In the material below, identify each line bearing the word "eggs". Reproduce those lines.
○ ○ ○ ○ ○ ○ ○
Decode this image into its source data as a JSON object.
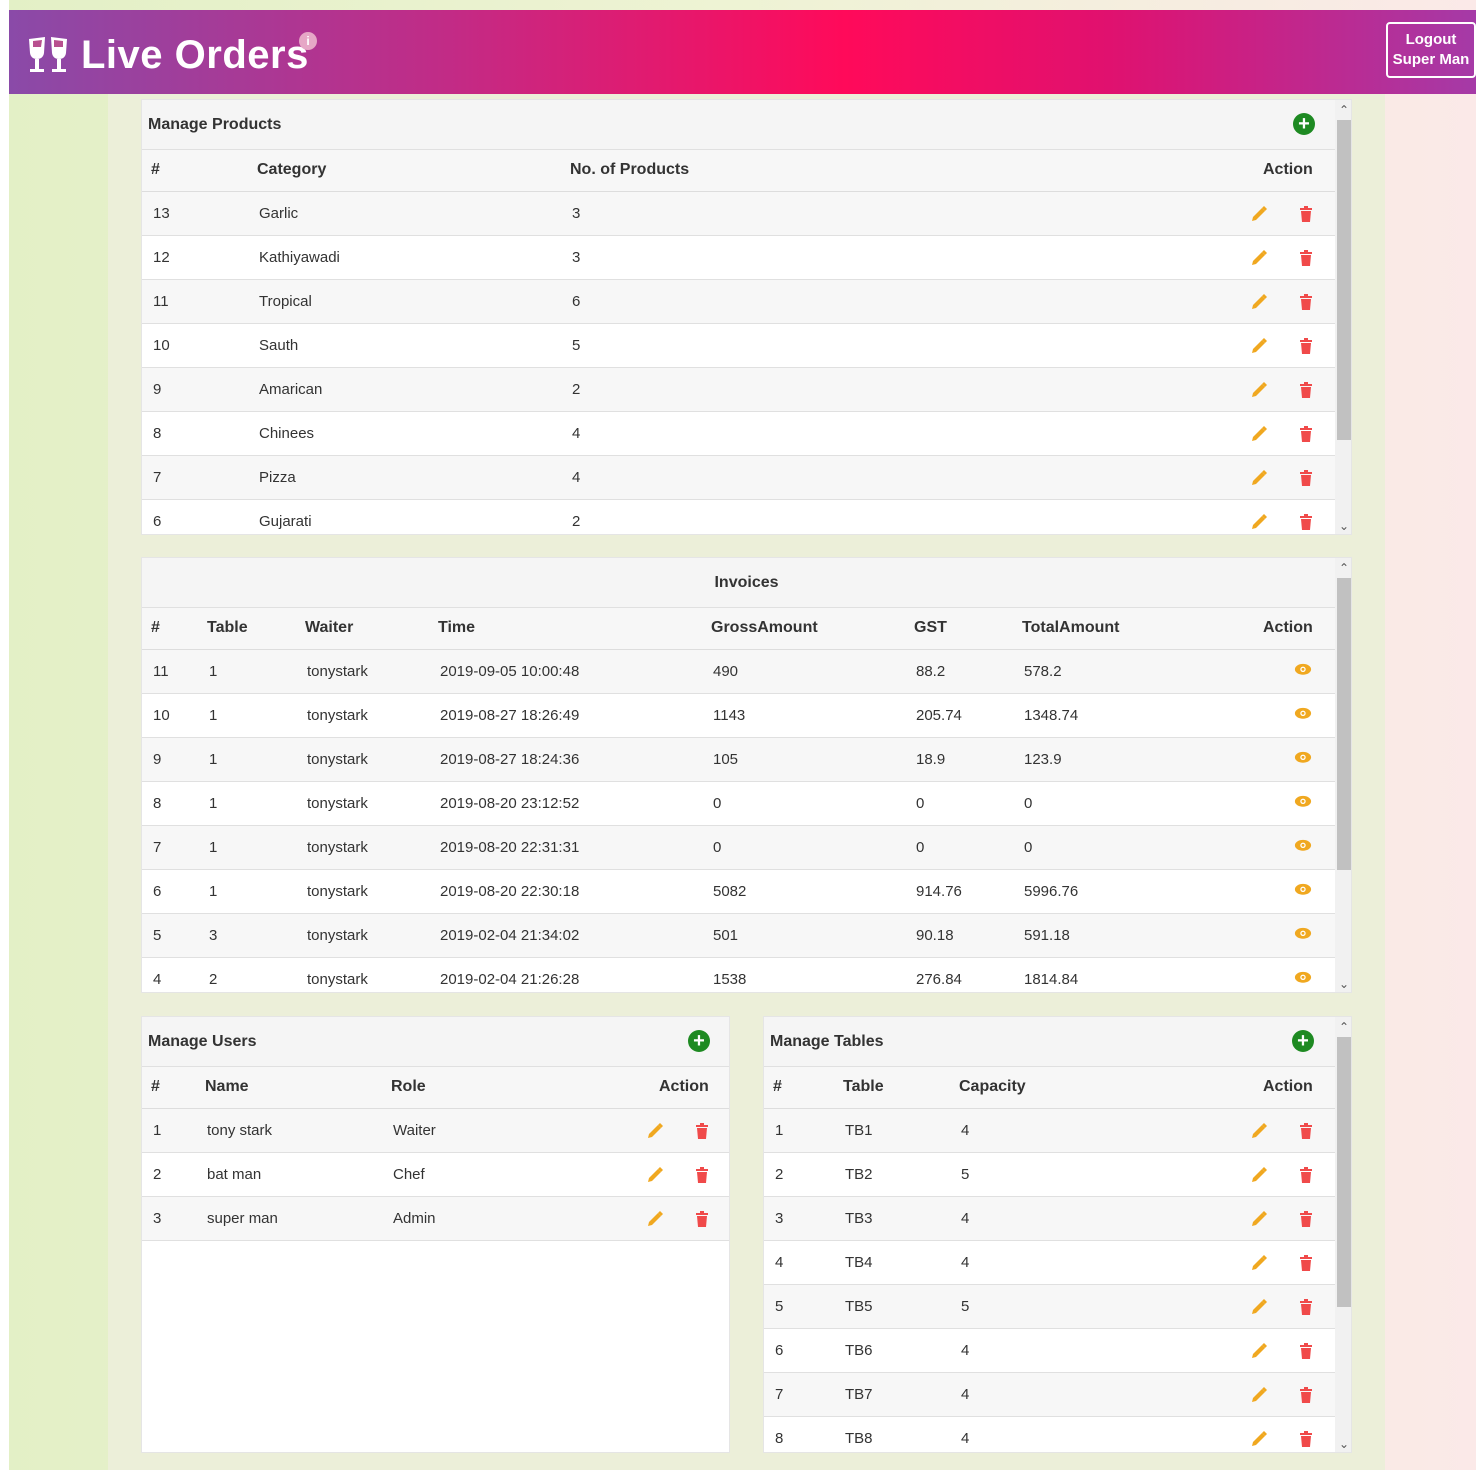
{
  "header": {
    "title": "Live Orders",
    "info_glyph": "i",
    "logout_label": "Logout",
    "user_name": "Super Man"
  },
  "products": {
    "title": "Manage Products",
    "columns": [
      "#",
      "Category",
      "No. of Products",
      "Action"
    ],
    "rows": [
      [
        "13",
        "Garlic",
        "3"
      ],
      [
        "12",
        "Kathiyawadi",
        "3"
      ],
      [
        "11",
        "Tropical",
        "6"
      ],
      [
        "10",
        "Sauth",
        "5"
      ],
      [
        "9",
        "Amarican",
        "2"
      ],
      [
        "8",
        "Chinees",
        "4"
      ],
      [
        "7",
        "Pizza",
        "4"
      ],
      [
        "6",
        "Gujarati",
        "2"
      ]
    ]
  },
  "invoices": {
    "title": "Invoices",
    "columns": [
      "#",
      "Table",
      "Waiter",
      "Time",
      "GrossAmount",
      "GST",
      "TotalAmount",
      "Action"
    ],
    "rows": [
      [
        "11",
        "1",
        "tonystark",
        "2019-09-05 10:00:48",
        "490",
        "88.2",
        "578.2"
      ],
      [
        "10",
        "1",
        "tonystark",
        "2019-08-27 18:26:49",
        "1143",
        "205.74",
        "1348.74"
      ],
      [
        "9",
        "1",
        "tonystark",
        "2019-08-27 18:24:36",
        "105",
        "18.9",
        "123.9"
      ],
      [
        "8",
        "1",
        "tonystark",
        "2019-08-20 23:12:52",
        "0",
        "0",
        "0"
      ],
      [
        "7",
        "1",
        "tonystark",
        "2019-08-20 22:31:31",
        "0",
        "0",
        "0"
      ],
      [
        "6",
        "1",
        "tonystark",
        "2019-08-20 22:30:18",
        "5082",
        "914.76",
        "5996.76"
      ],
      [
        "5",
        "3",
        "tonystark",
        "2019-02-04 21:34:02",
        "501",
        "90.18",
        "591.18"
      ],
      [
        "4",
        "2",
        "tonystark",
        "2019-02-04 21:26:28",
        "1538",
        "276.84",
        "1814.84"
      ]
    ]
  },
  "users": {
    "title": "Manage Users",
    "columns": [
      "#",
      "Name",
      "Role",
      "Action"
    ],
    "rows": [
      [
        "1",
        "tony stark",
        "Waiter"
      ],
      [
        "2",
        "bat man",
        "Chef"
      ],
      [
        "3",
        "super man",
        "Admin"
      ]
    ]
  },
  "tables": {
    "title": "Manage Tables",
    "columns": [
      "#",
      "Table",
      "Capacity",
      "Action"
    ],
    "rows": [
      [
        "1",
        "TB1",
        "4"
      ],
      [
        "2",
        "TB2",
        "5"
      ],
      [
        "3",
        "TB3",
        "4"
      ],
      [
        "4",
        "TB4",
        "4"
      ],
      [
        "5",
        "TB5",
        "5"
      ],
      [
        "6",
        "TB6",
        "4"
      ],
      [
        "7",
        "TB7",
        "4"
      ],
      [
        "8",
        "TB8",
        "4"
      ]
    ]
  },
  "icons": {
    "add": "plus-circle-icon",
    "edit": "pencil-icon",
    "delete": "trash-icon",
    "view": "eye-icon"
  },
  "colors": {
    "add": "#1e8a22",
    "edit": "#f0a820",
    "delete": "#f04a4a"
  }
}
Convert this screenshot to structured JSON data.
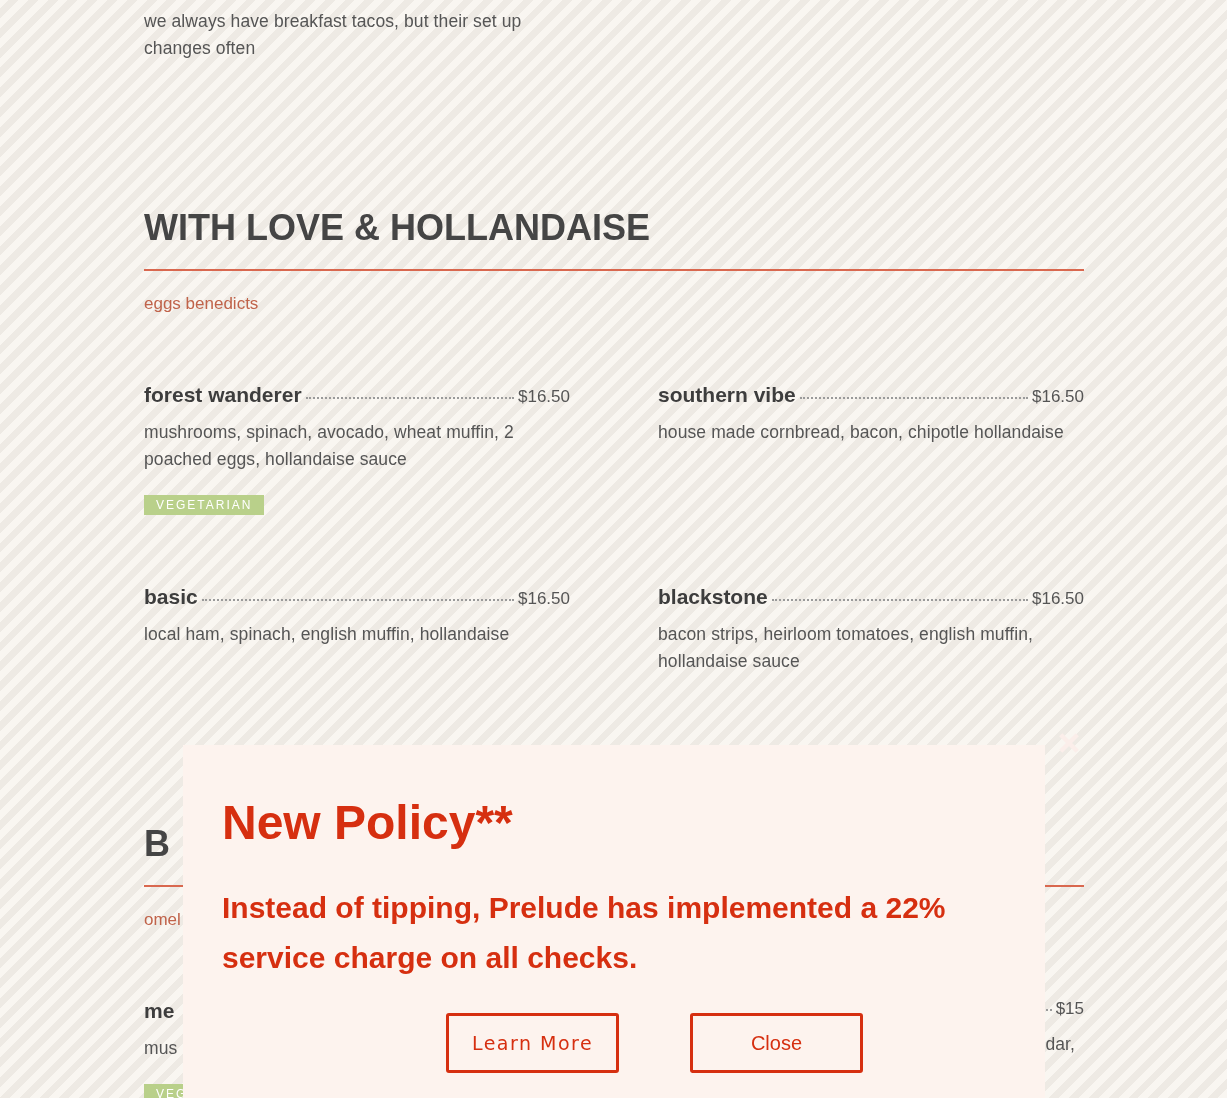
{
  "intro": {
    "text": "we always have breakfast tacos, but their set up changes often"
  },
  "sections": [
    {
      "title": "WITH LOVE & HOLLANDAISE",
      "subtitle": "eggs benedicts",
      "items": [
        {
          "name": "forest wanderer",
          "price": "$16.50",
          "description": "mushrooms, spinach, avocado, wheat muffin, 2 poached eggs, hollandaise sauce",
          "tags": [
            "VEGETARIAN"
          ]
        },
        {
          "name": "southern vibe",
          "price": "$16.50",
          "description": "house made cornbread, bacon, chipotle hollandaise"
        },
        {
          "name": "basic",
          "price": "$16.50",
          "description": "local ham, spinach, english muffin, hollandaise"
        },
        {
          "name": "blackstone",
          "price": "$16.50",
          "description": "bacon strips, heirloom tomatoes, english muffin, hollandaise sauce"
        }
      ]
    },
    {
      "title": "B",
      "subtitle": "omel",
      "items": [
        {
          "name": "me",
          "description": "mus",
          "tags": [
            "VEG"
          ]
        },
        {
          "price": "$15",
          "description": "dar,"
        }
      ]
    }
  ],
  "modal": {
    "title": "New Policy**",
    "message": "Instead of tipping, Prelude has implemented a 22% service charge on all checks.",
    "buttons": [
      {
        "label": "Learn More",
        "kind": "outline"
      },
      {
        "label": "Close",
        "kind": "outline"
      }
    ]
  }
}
○ ○ ○ ○ ○ ○ ○
Task result:
      "subtitle": "eggs benedicts",
          "description": "mushrooms, spinach, avocado, wheat muffin, 2 poached eggs, hollandaise sauce",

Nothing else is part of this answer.